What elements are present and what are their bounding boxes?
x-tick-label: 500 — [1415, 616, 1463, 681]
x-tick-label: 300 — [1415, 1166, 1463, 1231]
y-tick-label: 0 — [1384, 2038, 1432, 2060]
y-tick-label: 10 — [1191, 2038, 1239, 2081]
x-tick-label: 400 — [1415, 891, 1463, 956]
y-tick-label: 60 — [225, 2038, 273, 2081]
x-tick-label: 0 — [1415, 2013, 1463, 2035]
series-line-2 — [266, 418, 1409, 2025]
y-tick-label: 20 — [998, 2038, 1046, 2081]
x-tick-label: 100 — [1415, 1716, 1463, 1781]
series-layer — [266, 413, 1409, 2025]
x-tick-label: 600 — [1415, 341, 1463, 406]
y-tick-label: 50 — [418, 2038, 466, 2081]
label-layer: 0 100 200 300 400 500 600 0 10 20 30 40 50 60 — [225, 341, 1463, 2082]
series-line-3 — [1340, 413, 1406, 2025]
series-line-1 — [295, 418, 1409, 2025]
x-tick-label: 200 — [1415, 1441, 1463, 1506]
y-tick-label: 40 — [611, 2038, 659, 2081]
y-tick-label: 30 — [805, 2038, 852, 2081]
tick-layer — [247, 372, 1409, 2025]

-------

What is expected: Rewrite everything from the start of the data down to the line containing "y-tick-label: 50 — [418, 2038, 466, 2081]", inclusive, as a Markdown table with the columns "Row" and "Entry". Skip blank lines.

Task solution:
| Row | Entry |
|---|---|
| 1 | What elements are present and what are their bounding boxes? |
| 2 | x-tick-label: 500 — [1415, 616, 1463, 681] |
| 3 | x-tick-label: 300 — [1415, 1166, 1463, 1231] |
| 4 | y-tick-label: 0 — [1384, 2038, 1432, 2060] |
| 5 | y-tick-label: 10 — [1191, 2038, 1239, 2081] |
| 6 | x-tick-label: 400 — [1415, 891, 1463, 956] |
| 7 | y-tick-label: 60 — [225, 2038, 273, 2081] |
| 8 | x-tick-label: 0 — [1415, 2013, 1463, 2035] |
| 9 | series-line-2 — [266, 418, 1409, 2025] |
| 10 | y-tick-label: 20 — [998, 2038, 1046, 2081] |
| 11 | x-tick-label: 100 — [1415, 1716, 1463, 1781] |
| 12 | series-layer — [266, 413, 1409, 2025] |
| 13 | x-tick-label: 600 — [1415, 341, 1463, 406] |
| 14 | y-tick-label: 50 — [418, 2038, 466, 2081] |